> **PROBLEM REQUIREMENTS**:
Go through the material and write it all out exactly, minus the pictures.

(Chart and figure data)

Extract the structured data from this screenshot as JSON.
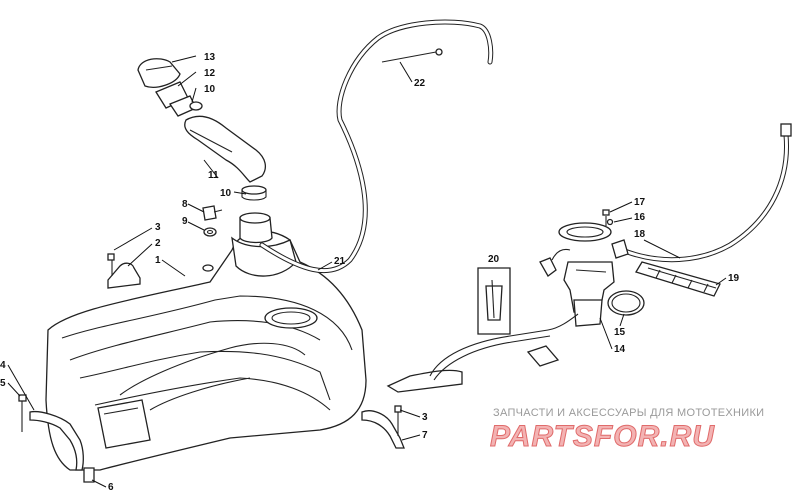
{
  "callouts": {
    "c1": "1",
    "c2": "2",
    "c3a": "3",
    "c3b": "3",
    "c4": "4",
    "c5": "5",
    "c6": "6",
    "c7": "7",
    "c8": "8",
    "c9": "9",
    "c10a": "10",
    "c10b": "10",
    "c11": "11",
    "c12": "12",
    "c13": "13",
    "c14": "14",
    "c15": "15",
    "c16": "16",
    "c17": "17",
    "c18": "18",
    "c19": "19",
    "c20": "20",
    "c21": "21",
    "c22": "22"
  },
  "watermark": {
    "tagline": "ЗАПЧАСТИ И АКСЕССУАРЫ ДЛЯ МОТОТЕХНИКИ",
    "logo": "PARTSFOR.RU",
    "logo_color": "#e06b6b"
  }
}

> **RESULT**:
Extract the structured data from this screenshot as JSON.
{
  "callouts": {
    "c1": "1",
    "c2": "2",
    "c3a": "3",
    "c3b": "3",
    "c4": "4",
    "c5": "5",
    "c6": "6",
    "c7": "7",
    "c8": "8",
    "c9": "9",
    "c10a": "10",
    "c10b": "10",
    "c11": "11",
    "c12": "12",
    "c13": "13",
    "c14": "14",
    "c15": "15",
    "c16": "16",
    "c17": "17",
    "c18": "18",
    "c19": "19",
    "c20": "20",
    "c21": "21",
    "c22": "22"
  },
  "watermark": {
    "tagline": "ЗАПЧАСТИ И АКСЕССУАРЫ ДЛЯ МОТОТЕХНИКИ",
    "logo": "PARTSFOR.RU",
    "logo_color": "#e06b6b"
  }
}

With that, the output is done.